## TASK
Tally the lines that include the word "cestou" and reply with nothing but the total.

## EXERCISE MATERIALS

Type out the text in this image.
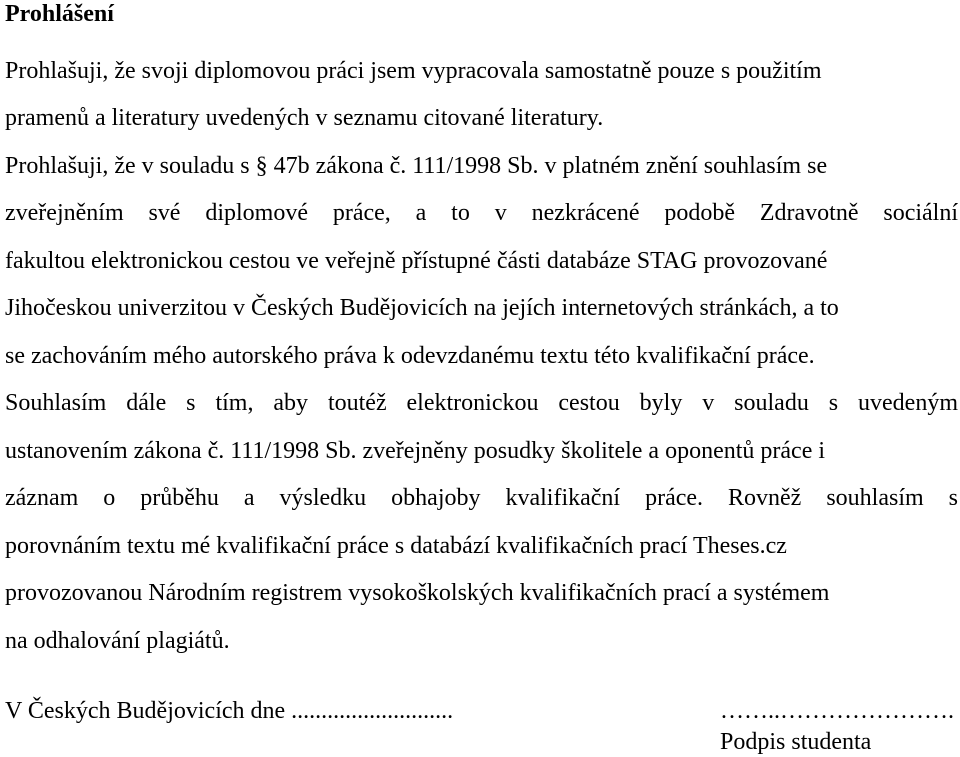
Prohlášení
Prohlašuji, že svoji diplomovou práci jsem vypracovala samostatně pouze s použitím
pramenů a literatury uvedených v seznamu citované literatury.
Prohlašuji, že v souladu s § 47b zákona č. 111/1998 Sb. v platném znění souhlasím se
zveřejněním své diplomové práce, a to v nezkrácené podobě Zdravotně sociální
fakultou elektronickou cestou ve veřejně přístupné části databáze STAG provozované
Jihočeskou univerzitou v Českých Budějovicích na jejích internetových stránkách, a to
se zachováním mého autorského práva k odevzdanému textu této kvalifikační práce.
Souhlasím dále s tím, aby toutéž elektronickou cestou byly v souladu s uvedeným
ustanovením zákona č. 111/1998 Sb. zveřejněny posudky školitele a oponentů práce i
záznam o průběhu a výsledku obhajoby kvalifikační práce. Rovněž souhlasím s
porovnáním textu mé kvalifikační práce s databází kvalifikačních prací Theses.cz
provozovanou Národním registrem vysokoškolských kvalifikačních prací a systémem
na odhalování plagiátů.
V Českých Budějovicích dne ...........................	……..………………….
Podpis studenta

--

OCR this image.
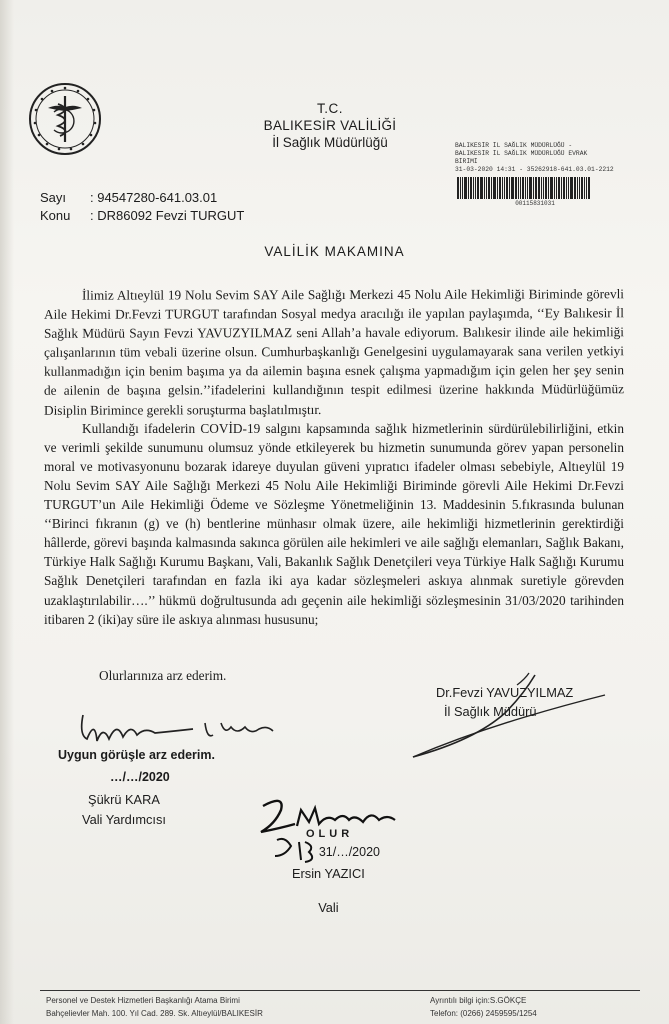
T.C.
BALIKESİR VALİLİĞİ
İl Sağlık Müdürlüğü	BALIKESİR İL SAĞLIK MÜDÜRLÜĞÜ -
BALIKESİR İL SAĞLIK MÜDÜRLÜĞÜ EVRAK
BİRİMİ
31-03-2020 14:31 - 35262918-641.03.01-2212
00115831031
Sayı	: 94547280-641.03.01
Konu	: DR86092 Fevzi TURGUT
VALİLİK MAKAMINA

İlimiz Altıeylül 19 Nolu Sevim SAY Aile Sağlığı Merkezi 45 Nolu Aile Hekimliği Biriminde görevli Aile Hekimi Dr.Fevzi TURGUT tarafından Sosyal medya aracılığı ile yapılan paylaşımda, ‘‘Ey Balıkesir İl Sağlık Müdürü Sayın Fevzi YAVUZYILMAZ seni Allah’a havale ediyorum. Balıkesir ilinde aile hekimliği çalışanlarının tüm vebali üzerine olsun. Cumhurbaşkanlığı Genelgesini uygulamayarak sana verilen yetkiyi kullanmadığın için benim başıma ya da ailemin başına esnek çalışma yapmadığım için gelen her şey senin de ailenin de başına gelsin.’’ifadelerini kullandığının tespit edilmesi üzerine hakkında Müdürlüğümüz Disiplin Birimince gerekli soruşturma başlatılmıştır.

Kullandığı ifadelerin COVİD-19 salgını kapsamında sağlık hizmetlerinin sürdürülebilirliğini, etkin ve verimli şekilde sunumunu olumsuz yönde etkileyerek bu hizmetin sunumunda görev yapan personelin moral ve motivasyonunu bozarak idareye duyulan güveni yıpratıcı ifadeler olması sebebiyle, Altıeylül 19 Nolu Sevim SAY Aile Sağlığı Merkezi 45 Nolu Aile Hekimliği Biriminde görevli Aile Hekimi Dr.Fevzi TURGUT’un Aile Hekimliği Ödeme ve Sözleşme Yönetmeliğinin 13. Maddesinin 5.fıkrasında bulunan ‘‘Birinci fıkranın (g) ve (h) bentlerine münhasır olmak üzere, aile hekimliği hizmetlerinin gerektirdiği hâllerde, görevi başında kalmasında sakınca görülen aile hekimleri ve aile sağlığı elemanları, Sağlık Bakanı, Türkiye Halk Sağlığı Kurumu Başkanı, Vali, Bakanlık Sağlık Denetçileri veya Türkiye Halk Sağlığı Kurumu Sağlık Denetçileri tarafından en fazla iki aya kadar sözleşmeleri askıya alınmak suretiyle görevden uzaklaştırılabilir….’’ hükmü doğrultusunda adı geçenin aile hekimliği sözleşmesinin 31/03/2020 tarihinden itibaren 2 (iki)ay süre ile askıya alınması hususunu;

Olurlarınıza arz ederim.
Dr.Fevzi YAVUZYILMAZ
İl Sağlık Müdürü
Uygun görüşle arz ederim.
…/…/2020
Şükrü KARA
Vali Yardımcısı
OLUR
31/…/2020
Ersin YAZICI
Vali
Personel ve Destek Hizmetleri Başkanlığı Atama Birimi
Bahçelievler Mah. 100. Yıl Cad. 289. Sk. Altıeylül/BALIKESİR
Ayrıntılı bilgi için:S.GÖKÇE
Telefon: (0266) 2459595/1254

## RESULT OF THE TASK
2